>> START

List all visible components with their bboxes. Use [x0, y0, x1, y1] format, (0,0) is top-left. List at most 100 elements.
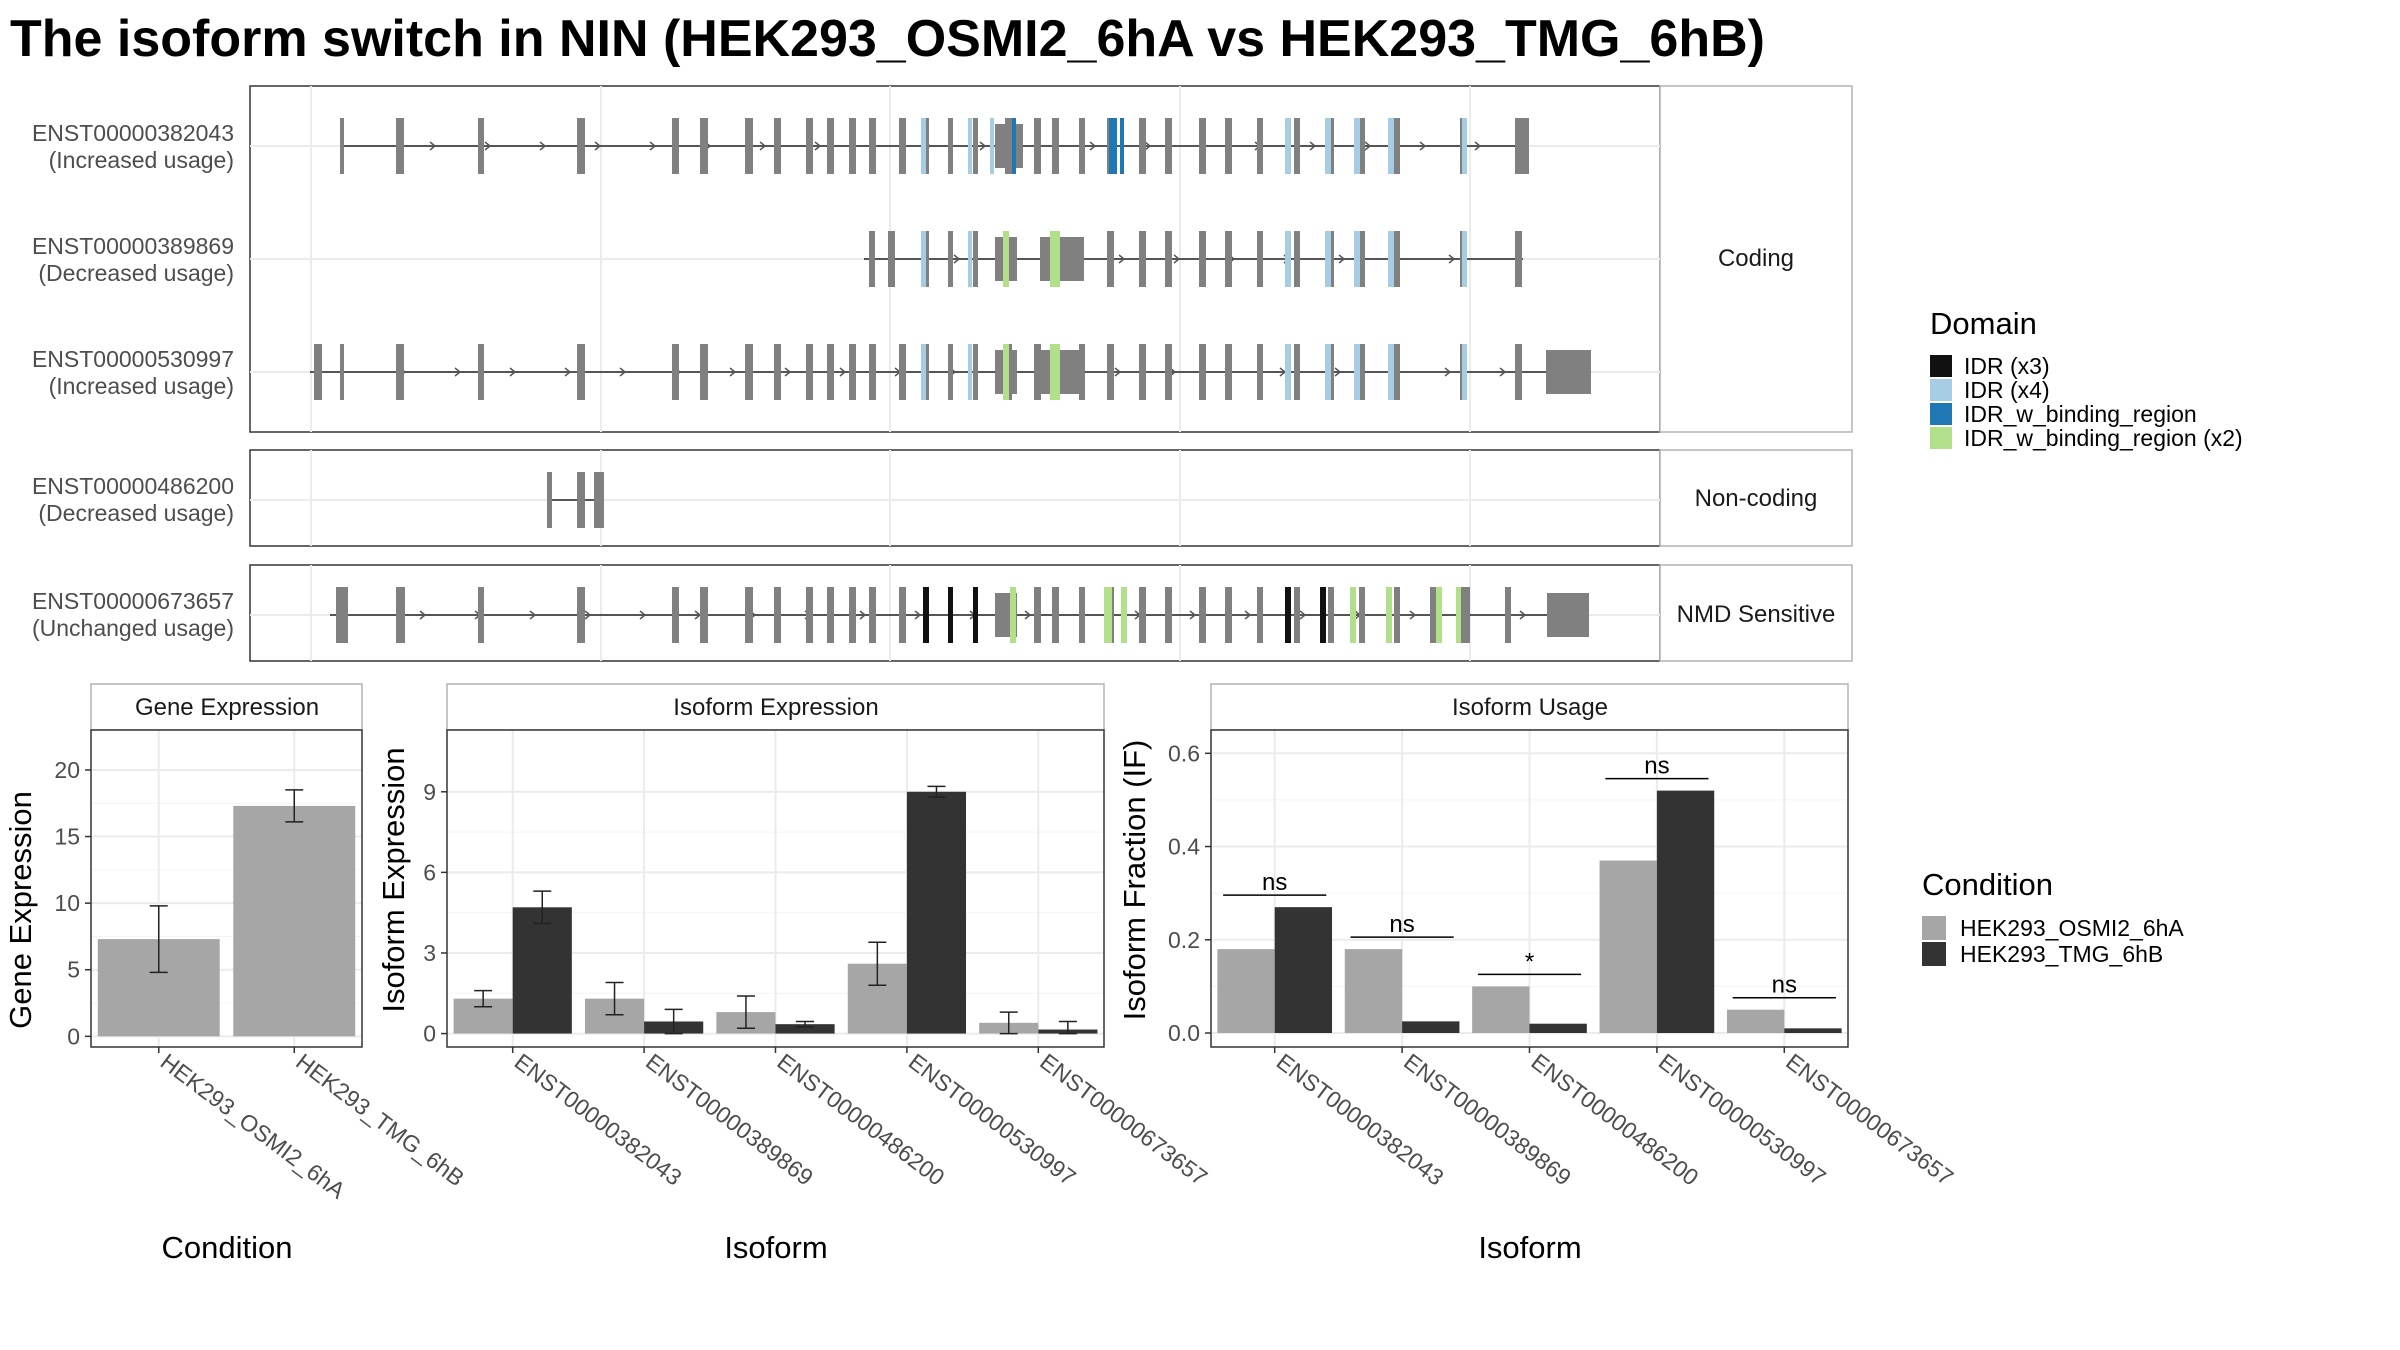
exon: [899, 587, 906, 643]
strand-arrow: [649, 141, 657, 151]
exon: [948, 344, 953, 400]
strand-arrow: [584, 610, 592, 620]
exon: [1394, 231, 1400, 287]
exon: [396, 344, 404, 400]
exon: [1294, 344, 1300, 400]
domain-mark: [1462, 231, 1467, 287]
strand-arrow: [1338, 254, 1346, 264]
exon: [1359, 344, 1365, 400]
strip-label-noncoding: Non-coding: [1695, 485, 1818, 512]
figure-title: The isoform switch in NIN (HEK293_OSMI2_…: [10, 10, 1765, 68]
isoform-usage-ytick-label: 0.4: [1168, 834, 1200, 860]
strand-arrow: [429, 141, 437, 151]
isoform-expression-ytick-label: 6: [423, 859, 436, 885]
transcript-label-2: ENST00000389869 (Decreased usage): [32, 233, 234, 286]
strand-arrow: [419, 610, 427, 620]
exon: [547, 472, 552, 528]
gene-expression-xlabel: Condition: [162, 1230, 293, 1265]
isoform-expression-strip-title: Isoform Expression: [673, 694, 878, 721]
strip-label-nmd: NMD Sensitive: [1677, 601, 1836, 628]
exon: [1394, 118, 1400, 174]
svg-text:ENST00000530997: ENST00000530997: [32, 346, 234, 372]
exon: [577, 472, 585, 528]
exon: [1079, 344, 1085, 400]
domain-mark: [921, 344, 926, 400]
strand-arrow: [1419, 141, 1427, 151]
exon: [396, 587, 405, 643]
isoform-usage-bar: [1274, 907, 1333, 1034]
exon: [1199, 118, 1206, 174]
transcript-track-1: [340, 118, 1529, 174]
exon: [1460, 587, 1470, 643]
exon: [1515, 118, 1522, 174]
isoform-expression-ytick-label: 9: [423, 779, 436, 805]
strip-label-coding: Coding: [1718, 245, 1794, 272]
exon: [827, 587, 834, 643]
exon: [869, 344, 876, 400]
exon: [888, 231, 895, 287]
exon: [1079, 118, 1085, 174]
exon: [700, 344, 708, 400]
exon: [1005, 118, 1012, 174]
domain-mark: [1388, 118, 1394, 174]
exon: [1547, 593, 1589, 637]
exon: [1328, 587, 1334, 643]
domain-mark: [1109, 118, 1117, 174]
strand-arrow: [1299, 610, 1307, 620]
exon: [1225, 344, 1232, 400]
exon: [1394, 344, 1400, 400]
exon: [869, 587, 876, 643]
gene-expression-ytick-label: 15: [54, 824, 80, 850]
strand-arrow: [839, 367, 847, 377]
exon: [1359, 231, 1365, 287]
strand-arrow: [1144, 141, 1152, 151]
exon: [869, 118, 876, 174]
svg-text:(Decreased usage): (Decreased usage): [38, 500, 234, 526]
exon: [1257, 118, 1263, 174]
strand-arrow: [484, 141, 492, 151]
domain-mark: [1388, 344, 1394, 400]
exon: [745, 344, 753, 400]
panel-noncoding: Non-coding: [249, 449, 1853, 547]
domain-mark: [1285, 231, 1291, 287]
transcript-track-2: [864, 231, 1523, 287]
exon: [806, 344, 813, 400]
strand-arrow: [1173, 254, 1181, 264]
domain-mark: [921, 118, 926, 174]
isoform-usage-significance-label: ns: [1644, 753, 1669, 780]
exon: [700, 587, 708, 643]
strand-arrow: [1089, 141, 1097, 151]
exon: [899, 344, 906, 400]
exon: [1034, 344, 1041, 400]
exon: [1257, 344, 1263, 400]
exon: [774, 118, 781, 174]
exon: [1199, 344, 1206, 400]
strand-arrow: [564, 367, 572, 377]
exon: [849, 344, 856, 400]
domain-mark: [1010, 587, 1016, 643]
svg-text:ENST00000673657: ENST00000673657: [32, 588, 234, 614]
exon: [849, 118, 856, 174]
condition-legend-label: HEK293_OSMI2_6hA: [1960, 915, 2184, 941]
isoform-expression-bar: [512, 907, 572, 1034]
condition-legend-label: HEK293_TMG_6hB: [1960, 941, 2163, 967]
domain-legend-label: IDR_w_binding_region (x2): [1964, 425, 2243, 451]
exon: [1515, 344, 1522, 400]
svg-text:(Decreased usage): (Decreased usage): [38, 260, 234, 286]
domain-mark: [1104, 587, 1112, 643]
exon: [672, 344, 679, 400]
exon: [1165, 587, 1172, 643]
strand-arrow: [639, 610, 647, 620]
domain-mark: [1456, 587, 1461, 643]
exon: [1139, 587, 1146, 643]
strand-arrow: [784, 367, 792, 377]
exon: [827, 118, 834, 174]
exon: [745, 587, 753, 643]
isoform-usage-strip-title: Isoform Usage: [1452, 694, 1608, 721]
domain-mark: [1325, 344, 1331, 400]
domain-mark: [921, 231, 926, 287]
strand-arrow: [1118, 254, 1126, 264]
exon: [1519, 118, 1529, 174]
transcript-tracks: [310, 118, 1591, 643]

>> END
>> START

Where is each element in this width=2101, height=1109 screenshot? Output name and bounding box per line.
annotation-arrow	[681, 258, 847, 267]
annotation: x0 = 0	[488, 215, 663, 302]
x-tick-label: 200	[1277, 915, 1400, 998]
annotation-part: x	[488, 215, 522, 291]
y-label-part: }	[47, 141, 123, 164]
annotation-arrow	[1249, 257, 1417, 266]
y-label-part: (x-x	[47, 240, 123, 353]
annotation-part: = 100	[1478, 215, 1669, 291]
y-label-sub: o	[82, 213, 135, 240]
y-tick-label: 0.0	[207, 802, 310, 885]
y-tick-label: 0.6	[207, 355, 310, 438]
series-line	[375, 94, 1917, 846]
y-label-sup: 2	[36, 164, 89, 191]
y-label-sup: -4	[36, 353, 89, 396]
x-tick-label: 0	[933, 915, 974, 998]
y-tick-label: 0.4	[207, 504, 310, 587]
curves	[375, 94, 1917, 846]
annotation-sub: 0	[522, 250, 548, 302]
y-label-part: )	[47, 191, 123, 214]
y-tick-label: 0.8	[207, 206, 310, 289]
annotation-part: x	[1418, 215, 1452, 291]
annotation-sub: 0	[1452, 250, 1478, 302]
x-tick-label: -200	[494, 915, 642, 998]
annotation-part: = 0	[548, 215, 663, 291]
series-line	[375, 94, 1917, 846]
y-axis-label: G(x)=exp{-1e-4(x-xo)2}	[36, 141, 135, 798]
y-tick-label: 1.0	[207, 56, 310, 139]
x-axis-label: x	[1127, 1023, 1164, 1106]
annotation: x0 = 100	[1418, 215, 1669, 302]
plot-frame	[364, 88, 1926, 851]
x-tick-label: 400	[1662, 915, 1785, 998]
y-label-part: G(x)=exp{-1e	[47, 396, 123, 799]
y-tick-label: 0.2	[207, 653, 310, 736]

>> END
>> START

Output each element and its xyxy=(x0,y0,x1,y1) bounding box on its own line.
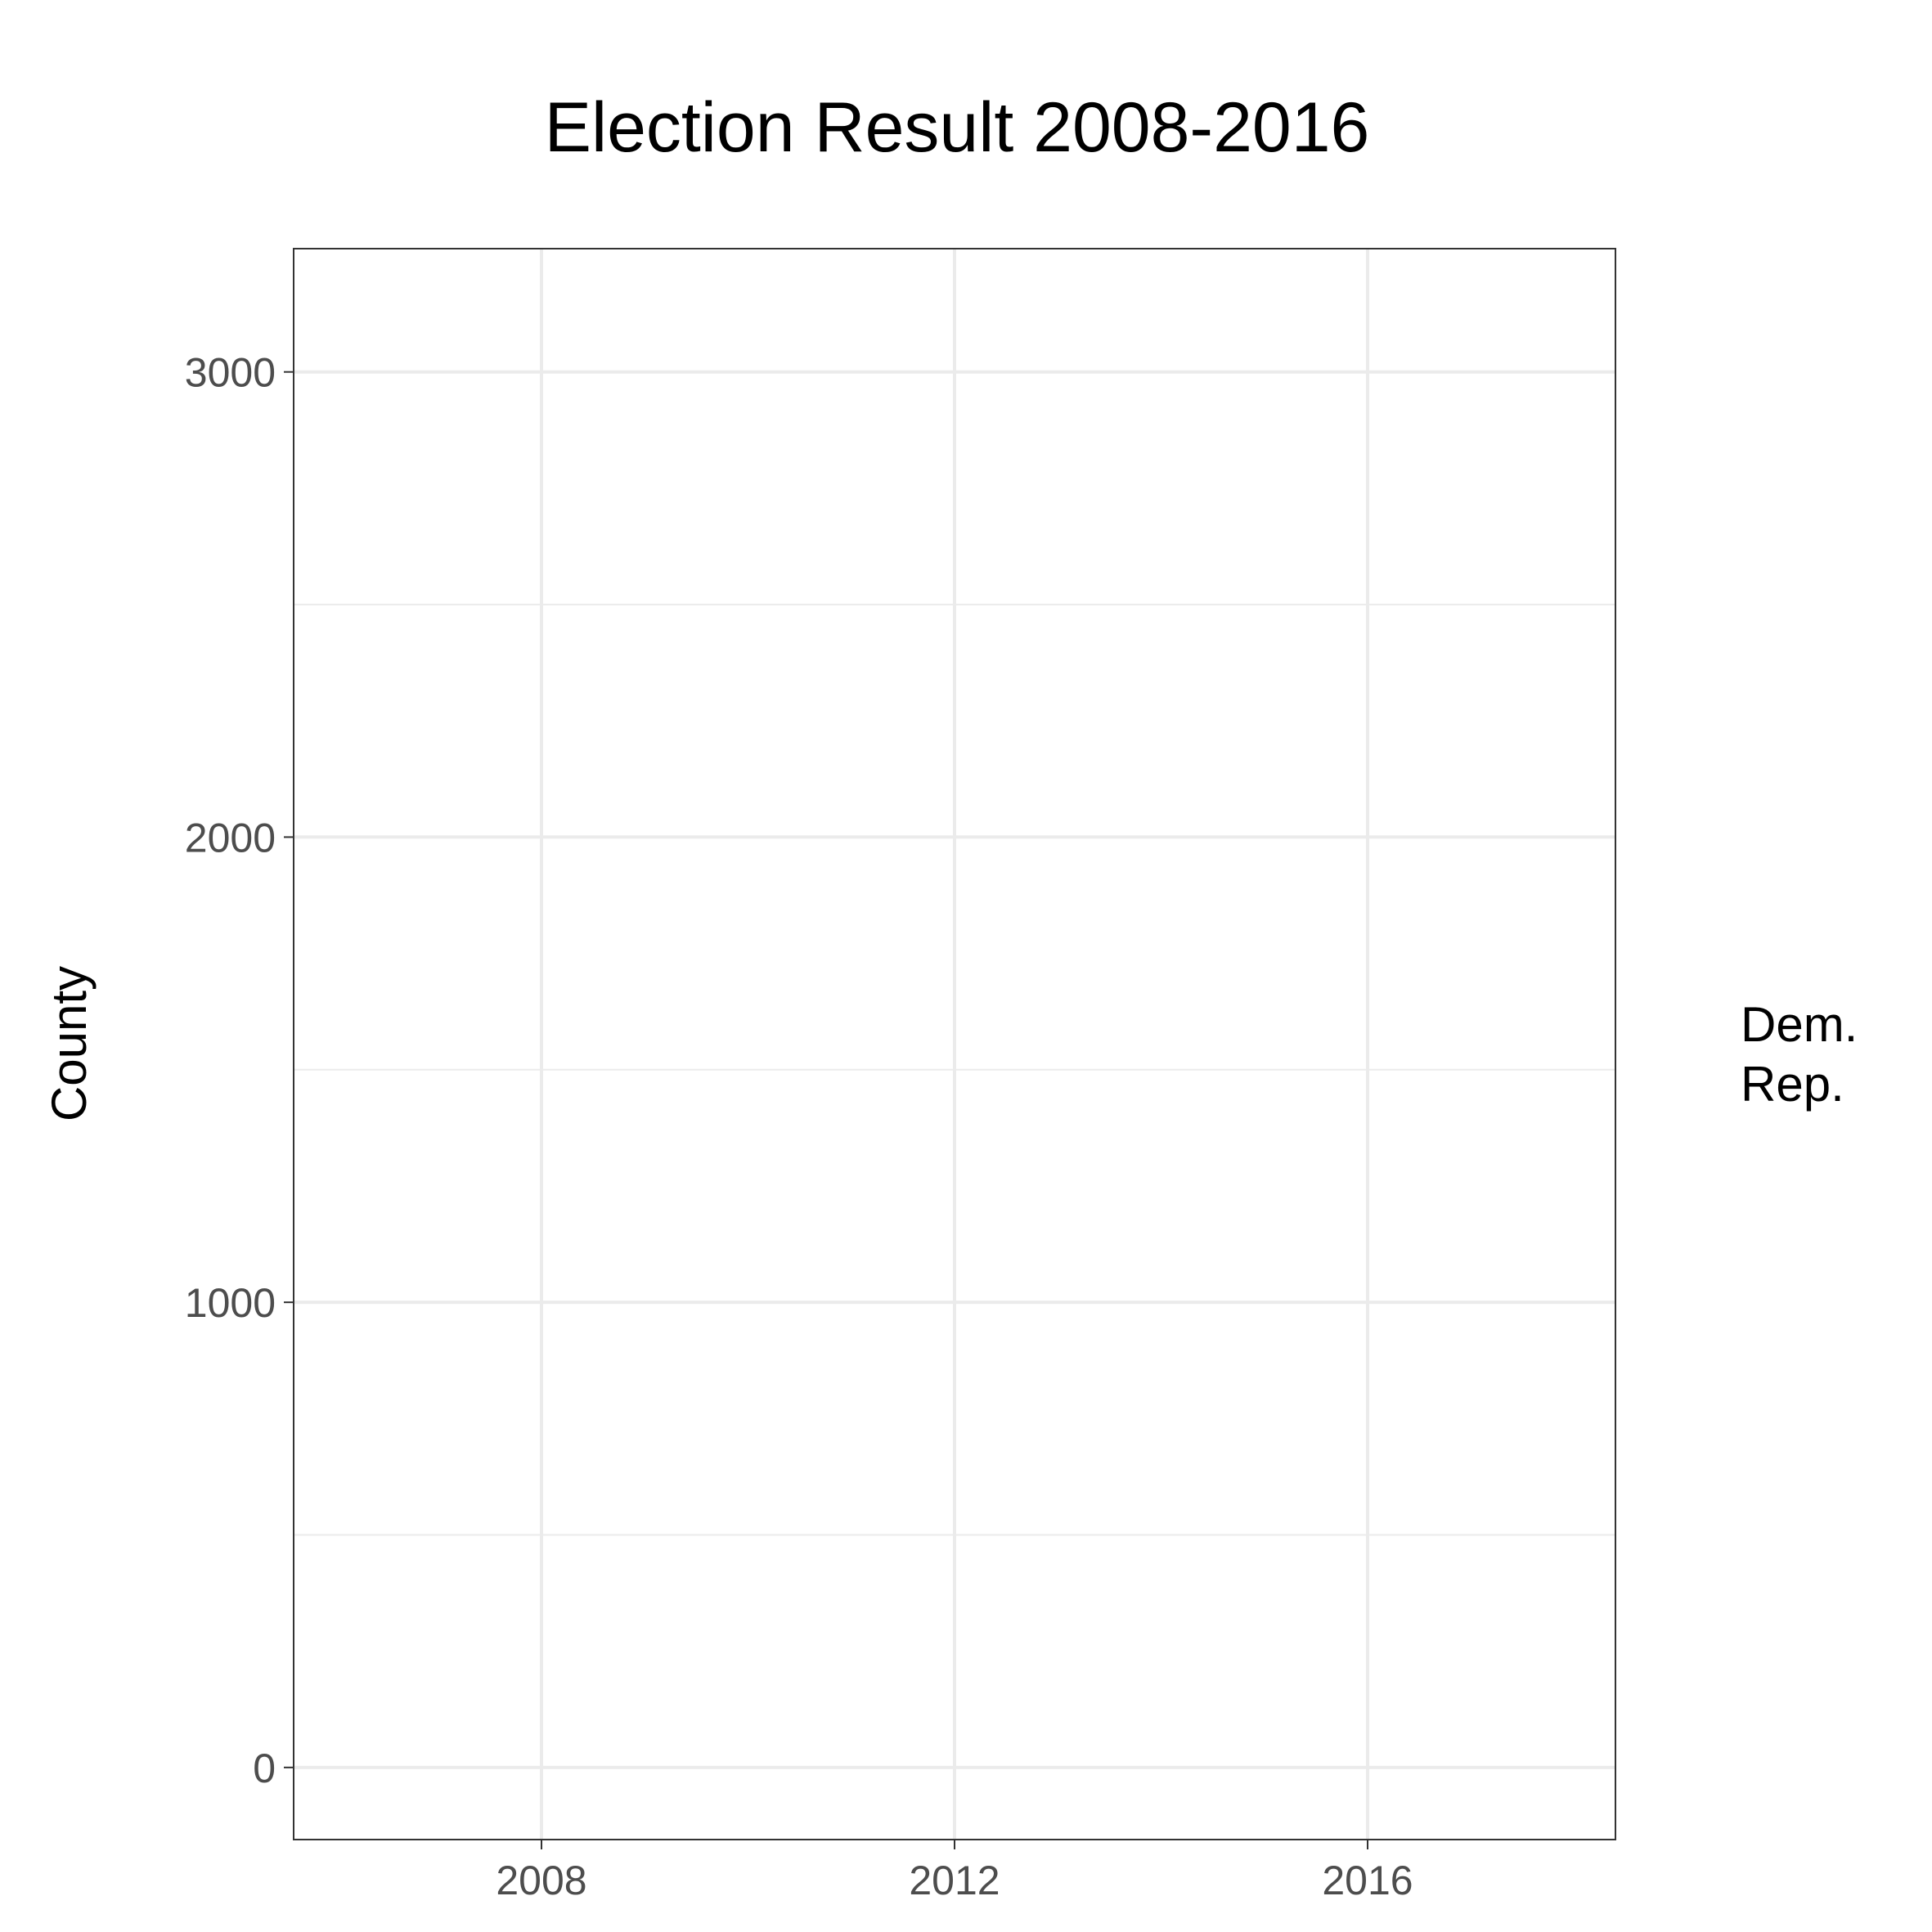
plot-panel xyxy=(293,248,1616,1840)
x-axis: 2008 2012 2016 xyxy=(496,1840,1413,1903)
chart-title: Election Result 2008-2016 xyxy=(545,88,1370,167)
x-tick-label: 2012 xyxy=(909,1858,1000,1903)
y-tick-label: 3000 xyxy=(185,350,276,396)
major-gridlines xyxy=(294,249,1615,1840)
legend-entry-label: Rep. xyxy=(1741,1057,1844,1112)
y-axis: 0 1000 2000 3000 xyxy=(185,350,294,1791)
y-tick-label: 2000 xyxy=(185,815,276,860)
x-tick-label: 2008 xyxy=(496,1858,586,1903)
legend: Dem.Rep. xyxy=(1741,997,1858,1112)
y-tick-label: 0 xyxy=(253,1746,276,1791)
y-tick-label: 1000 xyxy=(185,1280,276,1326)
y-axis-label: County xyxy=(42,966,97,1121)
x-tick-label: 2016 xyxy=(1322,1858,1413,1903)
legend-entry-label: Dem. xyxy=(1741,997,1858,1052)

>> END

» Given exercise: Copy the material starting with the line that contains "plot-panel xyxy=(293,248,1616,1840)" and going on through the line that contains "legend-entry-label: Rep. xyxy=(1741,1057,1844,1112)", switching "Election Result" to "Vote Tally" and leaving everything else unchanged.

» Response to the exercise:
plot-panel xyxy=(293,248,1616,1840)
x-axis: 2008 2012 2016 xyxy=(496,1840,1413,1903)
chart-title: Vote Tally 2008-2016 xyxy=(545,88,1370,167)
x-tick-label: 2012 xyxy=(909,1858,1000,1903)
y-tick-label: 3000 xyxy=(185,350,276,396)
major-gridlines xyxy=(294,249,1615,1840)
legend-entry-label: Rep. xyxy=(1741,1057,1844,1112)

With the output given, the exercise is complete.